Data listing
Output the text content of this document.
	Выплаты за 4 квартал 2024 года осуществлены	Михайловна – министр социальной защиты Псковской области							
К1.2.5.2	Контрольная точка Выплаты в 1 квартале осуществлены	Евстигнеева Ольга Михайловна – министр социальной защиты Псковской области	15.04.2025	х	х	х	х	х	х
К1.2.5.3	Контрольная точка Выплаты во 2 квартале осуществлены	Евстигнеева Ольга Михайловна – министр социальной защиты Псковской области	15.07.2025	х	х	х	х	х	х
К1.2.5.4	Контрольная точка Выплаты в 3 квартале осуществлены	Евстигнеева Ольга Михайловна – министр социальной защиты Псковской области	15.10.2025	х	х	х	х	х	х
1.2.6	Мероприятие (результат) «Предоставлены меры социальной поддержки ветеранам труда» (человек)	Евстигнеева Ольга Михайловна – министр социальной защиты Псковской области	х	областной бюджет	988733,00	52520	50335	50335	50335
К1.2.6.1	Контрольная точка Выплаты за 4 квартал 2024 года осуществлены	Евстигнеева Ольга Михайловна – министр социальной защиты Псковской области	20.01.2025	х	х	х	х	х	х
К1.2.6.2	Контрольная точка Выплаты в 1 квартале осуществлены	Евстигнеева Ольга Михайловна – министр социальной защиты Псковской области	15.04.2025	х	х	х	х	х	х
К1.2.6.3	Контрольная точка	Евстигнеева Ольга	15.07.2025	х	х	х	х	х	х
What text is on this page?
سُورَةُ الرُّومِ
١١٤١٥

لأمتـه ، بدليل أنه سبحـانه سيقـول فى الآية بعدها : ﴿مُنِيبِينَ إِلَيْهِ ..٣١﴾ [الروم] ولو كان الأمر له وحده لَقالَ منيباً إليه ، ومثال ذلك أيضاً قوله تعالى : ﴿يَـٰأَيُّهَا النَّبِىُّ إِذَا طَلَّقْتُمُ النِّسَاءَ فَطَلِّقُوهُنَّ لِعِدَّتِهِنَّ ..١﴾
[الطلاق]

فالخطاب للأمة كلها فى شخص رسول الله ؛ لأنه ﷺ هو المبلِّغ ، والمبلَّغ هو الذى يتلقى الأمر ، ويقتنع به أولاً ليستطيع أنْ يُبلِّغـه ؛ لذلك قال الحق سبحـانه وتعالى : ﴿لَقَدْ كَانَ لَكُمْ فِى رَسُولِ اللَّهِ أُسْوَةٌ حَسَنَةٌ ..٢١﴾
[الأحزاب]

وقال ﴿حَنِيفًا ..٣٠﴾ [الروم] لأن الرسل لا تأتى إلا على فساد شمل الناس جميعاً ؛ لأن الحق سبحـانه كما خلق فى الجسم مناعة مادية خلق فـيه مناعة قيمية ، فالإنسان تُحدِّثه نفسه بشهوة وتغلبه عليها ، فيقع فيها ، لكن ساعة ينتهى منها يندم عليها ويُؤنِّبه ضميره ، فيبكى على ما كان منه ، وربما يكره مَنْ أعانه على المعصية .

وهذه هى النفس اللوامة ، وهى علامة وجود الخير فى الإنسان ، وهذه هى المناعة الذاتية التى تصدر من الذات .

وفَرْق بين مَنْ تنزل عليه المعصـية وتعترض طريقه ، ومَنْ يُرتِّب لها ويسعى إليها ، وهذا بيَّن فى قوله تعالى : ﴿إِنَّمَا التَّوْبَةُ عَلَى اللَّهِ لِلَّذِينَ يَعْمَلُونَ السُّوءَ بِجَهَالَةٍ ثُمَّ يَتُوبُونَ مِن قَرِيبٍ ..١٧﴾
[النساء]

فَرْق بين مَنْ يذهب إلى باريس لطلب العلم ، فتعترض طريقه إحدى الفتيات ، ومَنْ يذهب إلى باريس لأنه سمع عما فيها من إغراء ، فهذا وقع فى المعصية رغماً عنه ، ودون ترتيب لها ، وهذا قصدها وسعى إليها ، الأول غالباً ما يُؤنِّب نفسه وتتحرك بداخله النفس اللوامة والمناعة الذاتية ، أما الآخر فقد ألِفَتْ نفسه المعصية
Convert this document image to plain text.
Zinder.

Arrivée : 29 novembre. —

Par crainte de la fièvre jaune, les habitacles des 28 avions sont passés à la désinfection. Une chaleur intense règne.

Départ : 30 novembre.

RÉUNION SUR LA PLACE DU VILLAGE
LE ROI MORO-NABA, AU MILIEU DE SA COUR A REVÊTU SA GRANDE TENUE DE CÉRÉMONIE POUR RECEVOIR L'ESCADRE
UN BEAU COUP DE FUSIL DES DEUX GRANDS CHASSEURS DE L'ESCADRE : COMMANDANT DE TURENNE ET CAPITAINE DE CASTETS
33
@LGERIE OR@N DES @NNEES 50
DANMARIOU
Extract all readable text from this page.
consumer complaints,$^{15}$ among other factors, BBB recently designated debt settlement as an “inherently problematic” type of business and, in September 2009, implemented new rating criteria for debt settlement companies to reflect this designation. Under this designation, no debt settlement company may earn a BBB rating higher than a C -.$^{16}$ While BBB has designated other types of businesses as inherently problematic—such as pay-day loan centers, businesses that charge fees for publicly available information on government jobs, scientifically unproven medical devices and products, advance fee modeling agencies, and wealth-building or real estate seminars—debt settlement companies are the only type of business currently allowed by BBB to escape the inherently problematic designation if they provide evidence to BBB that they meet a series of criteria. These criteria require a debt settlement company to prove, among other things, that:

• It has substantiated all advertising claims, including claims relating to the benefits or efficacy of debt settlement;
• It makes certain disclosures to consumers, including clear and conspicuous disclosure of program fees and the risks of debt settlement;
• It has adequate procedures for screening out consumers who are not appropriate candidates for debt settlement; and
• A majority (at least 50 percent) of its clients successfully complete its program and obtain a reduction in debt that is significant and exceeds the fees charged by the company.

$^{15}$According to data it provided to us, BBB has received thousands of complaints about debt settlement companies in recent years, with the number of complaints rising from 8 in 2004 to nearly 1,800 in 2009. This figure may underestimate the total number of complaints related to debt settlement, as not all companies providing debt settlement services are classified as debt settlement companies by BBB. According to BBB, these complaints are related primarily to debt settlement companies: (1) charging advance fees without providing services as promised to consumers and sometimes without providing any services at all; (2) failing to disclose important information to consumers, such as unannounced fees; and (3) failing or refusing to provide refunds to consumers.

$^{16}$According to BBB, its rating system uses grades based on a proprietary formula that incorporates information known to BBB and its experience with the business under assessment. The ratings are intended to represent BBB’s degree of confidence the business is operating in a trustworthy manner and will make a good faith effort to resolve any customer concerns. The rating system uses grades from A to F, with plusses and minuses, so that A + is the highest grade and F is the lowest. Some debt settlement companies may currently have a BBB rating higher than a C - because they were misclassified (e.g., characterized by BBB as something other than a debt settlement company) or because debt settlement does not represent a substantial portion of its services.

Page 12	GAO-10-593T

* What you need to do *
Find each line that has the word "novembre", then copy it out.

* Written reply *
Arrivée : 29 novembre. —
Départ : 30 novembre.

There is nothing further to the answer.